* **Written instruction**
Look through the data below and return each line where "Ägypten" appears.

BEGIN Provided records

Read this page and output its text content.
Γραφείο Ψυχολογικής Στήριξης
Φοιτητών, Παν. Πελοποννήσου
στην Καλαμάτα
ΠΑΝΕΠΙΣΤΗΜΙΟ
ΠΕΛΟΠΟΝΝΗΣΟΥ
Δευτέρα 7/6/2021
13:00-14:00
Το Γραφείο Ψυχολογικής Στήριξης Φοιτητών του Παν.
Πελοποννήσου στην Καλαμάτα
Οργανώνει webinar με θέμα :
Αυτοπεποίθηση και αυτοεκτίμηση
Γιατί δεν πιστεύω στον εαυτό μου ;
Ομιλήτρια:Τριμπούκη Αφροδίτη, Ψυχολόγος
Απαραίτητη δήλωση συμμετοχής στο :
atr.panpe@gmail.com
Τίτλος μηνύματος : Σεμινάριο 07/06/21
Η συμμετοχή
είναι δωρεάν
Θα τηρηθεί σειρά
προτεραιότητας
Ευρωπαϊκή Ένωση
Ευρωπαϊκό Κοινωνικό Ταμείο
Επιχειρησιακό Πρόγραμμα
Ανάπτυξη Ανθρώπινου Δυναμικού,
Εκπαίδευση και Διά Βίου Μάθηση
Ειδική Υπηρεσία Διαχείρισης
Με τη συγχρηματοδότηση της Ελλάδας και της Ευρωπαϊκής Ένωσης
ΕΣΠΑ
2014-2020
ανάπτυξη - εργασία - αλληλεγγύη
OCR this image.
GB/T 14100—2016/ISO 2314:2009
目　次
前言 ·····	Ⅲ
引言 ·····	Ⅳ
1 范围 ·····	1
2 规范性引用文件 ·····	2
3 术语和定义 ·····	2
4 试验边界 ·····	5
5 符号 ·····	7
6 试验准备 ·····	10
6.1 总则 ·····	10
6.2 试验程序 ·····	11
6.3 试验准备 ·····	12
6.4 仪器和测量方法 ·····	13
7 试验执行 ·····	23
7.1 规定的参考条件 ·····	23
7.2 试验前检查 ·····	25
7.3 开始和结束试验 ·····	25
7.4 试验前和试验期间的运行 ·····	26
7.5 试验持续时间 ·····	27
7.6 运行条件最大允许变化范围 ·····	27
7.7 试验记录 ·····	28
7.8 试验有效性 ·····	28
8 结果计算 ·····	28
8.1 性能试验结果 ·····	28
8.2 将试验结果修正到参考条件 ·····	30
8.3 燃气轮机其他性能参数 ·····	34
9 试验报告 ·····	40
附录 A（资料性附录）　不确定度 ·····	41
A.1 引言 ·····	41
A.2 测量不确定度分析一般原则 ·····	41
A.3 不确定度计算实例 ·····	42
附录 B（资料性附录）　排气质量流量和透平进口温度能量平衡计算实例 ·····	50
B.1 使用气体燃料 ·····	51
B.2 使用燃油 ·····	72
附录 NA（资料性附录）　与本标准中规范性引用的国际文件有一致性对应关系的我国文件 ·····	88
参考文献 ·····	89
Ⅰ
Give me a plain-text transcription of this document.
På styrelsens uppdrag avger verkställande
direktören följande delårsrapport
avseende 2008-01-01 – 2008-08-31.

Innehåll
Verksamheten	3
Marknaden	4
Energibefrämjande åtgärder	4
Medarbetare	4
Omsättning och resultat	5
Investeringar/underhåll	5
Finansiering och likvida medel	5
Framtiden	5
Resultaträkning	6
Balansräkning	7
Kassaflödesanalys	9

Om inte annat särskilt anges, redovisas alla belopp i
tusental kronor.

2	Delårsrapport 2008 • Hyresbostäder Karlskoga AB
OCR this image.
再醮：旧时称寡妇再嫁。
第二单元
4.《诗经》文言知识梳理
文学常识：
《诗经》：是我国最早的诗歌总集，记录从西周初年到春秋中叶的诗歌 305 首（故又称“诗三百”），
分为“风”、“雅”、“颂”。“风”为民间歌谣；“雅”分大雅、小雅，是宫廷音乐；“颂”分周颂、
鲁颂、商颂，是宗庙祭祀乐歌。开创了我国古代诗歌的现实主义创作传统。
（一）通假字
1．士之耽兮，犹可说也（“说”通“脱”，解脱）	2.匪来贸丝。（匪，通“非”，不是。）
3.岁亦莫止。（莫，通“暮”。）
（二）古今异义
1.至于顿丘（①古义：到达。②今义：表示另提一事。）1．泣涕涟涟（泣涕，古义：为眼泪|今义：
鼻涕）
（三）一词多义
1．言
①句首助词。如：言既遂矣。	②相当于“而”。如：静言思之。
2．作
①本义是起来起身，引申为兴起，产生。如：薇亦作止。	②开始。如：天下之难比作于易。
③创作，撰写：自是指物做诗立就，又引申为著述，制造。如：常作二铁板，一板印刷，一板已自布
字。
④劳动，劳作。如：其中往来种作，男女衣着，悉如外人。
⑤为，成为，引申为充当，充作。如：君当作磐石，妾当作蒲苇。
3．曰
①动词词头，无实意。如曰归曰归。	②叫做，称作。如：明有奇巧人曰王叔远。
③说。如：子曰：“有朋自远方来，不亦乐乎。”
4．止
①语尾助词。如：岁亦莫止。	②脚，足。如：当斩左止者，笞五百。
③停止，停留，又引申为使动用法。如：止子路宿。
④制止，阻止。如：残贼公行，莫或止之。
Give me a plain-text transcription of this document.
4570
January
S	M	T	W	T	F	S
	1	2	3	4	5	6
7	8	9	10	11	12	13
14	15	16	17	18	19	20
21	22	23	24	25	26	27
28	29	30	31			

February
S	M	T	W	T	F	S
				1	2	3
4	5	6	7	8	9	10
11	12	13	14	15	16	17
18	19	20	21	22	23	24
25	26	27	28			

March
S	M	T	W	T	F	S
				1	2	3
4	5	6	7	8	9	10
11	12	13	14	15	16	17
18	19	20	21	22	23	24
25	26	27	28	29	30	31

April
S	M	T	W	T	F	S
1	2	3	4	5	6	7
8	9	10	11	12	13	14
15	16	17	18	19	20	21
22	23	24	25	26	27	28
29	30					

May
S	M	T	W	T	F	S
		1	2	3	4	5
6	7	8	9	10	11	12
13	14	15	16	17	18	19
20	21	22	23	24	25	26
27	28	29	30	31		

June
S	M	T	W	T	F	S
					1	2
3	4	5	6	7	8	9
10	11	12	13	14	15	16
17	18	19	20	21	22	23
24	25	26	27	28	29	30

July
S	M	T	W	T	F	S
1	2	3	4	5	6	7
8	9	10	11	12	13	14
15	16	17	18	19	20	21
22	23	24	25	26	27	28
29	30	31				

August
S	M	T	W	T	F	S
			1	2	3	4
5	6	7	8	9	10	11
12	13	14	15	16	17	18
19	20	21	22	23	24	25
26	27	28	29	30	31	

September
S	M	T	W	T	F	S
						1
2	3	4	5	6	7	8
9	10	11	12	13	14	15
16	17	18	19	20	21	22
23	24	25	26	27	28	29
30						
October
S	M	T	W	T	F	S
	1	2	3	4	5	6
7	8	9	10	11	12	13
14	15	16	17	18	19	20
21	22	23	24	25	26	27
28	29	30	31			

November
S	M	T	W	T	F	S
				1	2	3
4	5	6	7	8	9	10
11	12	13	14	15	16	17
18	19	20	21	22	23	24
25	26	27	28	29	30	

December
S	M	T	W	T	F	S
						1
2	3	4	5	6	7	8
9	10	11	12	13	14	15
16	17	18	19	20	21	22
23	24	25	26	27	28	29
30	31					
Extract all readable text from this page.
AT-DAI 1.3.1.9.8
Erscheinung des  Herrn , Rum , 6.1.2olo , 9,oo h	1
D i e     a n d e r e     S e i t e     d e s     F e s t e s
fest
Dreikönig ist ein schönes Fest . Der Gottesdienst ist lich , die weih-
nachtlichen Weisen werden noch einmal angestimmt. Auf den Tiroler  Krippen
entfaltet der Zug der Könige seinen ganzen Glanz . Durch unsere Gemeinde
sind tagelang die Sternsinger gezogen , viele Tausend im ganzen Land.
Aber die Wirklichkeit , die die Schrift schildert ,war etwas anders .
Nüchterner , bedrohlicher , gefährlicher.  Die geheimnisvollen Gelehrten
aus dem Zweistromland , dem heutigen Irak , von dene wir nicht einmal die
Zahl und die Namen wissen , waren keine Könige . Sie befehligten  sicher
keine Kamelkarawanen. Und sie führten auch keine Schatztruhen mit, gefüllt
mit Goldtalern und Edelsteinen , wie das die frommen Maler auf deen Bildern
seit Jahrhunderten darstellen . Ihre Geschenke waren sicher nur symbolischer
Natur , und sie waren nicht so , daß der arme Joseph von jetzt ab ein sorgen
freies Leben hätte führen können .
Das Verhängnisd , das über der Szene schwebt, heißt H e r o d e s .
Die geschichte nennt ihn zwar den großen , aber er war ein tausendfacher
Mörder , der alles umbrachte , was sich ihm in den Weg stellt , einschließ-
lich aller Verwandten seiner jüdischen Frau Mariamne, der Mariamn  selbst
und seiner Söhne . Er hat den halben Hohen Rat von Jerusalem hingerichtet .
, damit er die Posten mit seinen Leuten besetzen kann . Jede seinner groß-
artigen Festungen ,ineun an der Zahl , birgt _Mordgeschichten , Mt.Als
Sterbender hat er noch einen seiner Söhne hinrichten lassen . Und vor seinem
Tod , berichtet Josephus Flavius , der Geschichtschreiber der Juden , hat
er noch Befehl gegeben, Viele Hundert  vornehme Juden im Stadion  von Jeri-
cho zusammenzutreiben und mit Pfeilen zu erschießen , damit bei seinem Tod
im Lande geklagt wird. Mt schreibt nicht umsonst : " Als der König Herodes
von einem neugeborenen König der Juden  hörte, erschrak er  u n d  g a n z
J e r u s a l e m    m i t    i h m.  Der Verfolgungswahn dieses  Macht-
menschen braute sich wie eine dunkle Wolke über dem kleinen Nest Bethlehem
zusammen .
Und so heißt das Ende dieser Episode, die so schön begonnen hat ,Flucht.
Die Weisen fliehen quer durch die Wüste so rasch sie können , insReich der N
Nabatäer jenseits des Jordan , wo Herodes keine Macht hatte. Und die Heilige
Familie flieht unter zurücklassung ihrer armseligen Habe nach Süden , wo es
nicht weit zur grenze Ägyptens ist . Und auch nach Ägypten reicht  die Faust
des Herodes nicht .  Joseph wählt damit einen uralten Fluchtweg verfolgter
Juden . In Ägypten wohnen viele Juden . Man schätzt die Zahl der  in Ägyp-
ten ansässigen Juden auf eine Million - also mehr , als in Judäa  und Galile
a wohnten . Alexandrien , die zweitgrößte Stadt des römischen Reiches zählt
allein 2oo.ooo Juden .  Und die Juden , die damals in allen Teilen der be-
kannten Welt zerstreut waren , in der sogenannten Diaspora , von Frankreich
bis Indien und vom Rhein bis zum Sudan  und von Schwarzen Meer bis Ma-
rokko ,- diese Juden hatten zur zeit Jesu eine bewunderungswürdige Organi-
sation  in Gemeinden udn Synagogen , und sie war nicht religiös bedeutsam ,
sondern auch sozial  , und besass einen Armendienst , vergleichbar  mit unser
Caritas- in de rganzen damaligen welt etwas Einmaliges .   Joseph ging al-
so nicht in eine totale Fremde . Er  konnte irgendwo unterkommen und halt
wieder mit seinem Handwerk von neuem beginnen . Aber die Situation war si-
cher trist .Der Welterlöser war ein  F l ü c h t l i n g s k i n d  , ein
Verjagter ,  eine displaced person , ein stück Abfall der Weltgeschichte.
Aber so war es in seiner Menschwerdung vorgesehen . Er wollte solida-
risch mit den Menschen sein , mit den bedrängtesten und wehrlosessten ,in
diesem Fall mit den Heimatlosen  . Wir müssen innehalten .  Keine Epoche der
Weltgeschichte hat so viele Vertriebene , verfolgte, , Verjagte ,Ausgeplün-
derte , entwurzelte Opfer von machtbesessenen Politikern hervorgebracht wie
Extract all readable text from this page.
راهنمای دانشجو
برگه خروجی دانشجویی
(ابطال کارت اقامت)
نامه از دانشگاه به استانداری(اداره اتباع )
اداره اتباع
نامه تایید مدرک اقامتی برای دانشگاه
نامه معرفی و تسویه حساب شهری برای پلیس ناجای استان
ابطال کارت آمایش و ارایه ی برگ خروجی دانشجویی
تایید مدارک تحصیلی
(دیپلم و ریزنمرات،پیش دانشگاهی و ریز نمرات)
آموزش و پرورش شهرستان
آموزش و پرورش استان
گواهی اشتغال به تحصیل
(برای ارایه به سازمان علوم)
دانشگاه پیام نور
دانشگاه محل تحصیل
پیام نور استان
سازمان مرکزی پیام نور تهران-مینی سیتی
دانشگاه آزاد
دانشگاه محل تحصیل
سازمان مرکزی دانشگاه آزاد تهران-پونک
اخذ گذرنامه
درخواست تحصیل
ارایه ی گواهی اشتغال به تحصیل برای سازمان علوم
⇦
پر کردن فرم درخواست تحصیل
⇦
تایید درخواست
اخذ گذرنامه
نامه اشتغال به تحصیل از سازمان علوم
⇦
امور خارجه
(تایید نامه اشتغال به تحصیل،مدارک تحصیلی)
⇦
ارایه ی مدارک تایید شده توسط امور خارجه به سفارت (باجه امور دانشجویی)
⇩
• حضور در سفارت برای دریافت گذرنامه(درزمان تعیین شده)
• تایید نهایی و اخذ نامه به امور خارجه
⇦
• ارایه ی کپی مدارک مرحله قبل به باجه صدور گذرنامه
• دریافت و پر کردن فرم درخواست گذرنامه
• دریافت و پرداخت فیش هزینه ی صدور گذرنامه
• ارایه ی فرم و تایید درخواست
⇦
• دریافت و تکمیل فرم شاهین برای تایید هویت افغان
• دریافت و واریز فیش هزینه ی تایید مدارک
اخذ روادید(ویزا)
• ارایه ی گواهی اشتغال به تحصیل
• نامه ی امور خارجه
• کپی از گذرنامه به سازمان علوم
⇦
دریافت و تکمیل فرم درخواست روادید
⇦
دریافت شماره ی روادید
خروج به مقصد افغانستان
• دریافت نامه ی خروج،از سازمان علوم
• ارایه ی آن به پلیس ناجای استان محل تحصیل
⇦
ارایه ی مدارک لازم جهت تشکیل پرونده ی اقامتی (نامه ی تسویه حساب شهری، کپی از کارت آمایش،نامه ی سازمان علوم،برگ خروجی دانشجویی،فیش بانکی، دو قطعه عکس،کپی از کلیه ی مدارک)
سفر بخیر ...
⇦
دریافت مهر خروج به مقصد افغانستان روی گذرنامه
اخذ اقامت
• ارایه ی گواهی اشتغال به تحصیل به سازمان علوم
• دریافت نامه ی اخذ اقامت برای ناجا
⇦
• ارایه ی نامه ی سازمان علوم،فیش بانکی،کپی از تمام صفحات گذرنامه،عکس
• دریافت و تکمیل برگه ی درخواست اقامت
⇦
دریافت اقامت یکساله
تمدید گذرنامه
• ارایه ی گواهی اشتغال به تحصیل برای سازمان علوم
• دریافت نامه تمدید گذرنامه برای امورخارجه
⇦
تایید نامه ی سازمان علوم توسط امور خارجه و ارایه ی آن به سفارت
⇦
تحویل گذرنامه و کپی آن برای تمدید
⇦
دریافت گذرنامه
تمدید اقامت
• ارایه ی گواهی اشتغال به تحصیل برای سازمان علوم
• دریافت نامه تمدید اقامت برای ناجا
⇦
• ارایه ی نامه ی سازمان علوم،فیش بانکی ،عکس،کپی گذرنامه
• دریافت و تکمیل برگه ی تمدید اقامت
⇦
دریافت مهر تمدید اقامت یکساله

END Provided records

* **Completed exercise**
nicht weit zur grenze Ägyptens ist . Und auch nach Ägypten reicht  die Faust
Juden . In Ägypten wohnen viele Juden . Man schätzt die Zahl der  in Ägyp-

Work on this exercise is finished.